* _THE REQUEST_
For each line below that contains the string "text", copy that line.

-- start EXTRACTED MATERIAL --

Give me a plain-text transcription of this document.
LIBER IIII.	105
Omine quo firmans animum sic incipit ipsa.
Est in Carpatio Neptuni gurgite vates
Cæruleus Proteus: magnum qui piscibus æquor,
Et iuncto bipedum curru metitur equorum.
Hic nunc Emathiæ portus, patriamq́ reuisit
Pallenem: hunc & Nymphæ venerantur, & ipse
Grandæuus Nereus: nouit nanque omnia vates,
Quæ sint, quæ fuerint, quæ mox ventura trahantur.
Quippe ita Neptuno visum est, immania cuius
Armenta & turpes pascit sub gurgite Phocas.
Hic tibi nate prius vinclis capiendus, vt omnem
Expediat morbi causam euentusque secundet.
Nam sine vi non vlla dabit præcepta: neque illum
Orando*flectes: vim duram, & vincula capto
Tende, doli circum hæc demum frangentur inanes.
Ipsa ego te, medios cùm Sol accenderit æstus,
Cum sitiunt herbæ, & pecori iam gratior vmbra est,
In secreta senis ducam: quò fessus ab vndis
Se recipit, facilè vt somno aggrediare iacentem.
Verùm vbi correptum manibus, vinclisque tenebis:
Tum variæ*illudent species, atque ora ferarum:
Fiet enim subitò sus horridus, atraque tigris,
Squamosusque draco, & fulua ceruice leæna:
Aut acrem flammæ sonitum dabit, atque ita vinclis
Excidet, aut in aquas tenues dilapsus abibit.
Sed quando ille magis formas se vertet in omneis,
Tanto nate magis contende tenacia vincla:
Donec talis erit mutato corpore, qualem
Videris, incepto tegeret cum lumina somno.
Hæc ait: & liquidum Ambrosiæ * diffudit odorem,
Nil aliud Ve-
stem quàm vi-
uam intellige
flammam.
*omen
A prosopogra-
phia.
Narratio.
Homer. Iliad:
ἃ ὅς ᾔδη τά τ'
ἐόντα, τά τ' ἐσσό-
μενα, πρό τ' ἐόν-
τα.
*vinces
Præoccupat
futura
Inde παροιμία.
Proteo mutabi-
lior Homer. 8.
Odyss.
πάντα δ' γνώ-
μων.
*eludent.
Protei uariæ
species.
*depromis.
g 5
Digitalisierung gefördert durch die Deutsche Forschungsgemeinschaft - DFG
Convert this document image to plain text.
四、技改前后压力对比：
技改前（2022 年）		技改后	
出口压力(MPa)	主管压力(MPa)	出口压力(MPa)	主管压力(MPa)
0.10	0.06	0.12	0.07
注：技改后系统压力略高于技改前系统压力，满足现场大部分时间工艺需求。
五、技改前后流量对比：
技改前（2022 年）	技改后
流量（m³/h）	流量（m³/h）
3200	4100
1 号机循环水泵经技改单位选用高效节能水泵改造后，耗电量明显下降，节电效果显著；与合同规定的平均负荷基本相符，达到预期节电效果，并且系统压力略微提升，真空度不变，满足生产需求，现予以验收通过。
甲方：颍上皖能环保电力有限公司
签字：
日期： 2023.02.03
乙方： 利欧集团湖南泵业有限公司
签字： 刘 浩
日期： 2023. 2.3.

-- end EXTRACTED MATERIAL --

* _RESPONSE TO THE EXERCISE_
Give me a plain-text transcription of this document.
Convert this document image to plain text.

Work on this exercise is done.